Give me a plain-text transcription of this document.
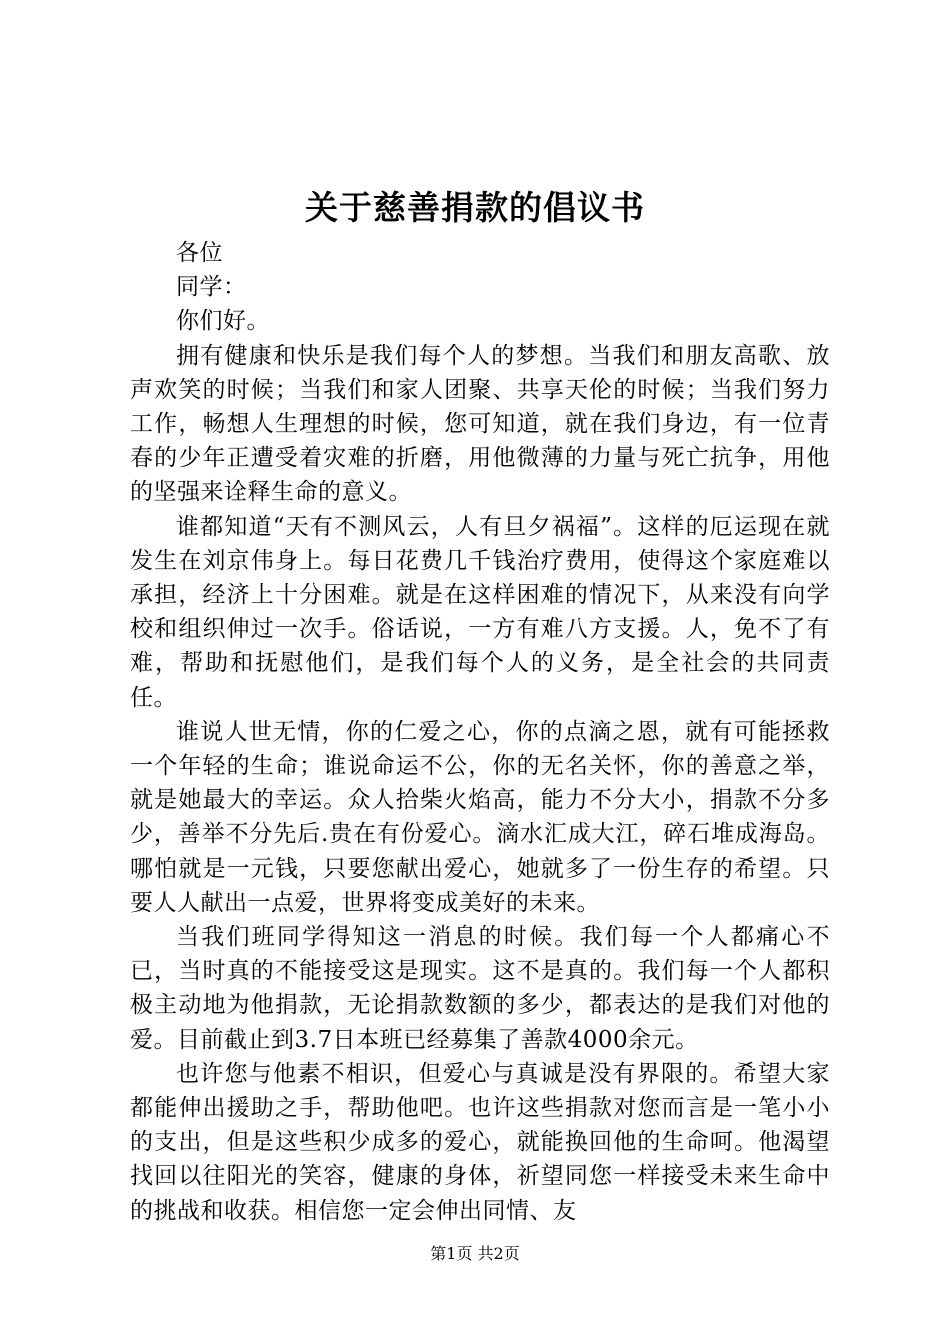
关于慈善捐款的倡议书

各位

同学：

你们好。

拥有健康和快乐是我们每个人的梦想。当我们和朋友高歌、放声欢笑的时候；当我们和家人团聚、共享天伦的时候；当我们努力工作，畅想人生理想的时候，您可知道，就在我们身边，有一位青春的少年正遭受着灾难的折磨，用他微薄的力量与死亡抗争，用他的坚强来诠释生命的意义。

谁都知道“天有不测风云，人有旦夕祸福”。这样的厄运现在就发生在刘京伟身上。每日花费几千钱治疗费用，使得这个家庭难以承担，经济上十分困难。就是在这样困难的情况下，从来没有向学校和组织伸过一次手。俗话说，一方有难八方支援。人，免不了有难，帮助和抚慰他们，是我们每个人的义务，是全社会的共同责任。

谁说人世无情，你的仁爱之心，你的点滴之恩，就有可能拯救一个年轻的生命；谁说命运不公，你的无名关怀，你的善意之举，就是她最大的幸运。众人拾柴火焰高，能力不分大小，捐款不分多少，善举不分先后.贵在有份爱心。滴水汇成大江，碎石堆成海岛。哪怕就是一元钱，只要您献出爱心，她就多了一份生存的希望。只要人人献出一点爱，世界将变成美好的未来。

当我们班同学得知这一消息的时候。我们每一个人都痛心不已，当时真的不能接受这是现实。这不是真的。我们每一个人都积极主动地为他捐款，无论捐款数额的多少，都表达的是我们对他的爱。目前截止到3.7日本班已经募集了善款4000余元。

也许您与他素不相识，但爱心与真诚是没有界限的。希望大家都能伸出援助之手，帮助他吧。也许这些捐款对您而言是一笔小小的支出，但是这些积少成多的爱心，就能换回他的生命呵。他渴望找回以往阳光的笑容，健康的身体，祈望同您一样接受未来生命中的挑战和收获。相信您一定会伸出同情、友

第1页 共2页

▶ [What the task requires]
Give every record back exactly as it reads, with no images.

▶ [Output for this task]
Give me a plain-text transcription of this document.
关于慈善捐款的倡议书

各位

同学：

你们好。

拥有健康和快乐是我们每个人的梦想。当我们和朋友高歌、放声欢笑的时候；当我们和家人团聚、共享天伦的时候；当我们努力工作，畅想人生理想的时候，您可知道，就在我们身边，有一位青春的少年正遭受着灾难的折磨，用他微薄的力量与死亡抗争，用他的坚强来诠释生命的意义。

谁都知道“天有不测风云，人有旦夕祸福”。这样的厄运现在就发生在刘京伟身上。每日花费几千钱治疗费用，使得这个家庭难以承担，经济上十分困难。就是在这样困难的情况下，从来没有向学校和组织伸过一次手。俗话说，一方有难八方支援。人，免不了有难，帮助和抚慰他们，是我们每个人的义务，是全社会的共同责任。

谁说人世无情，你的仁爱之心，你的点滴之恩，就有可能拯救一个年轻的生命；谁说命运不公，你的无名关怀，你的善意之举，就是她最大的幸运。众人拾柴火焰高，能力不分大小，捐款不分多少，善举不分先后.贵在有份爱心。滴水汇成大江，碎石堆成海岛。哪怕就是一元钱，只要您献出爱心，她就多了一份生存的希望。只要人人献出一点爱，世界将变成美好的未来。

当我们班同学得知这一消息的时候。我们每一个人都痛心不已，当时真的不能接受这是现实。这不是真的。我们每一个人都积极主动地为他捐款，无论捐款数额的多少，都表达的是我们对他的爱。目前截止到3.7日本班已经募集了善款4000余元。

也许您与他素不相识，但爱心与真诚是没有界限的。希望大家都能伸出援助之手，帮助他吧。也许这些捐款对您而言是一笔小小的支出，但是这些积少成多的爱心，就能换回他的生命呵。他渴望找回以往阳光的笑容，健康的身体，祈望同您一样接受未来生命中的挑战和收获。相信您一定会伸出同情、友

第1页 共2页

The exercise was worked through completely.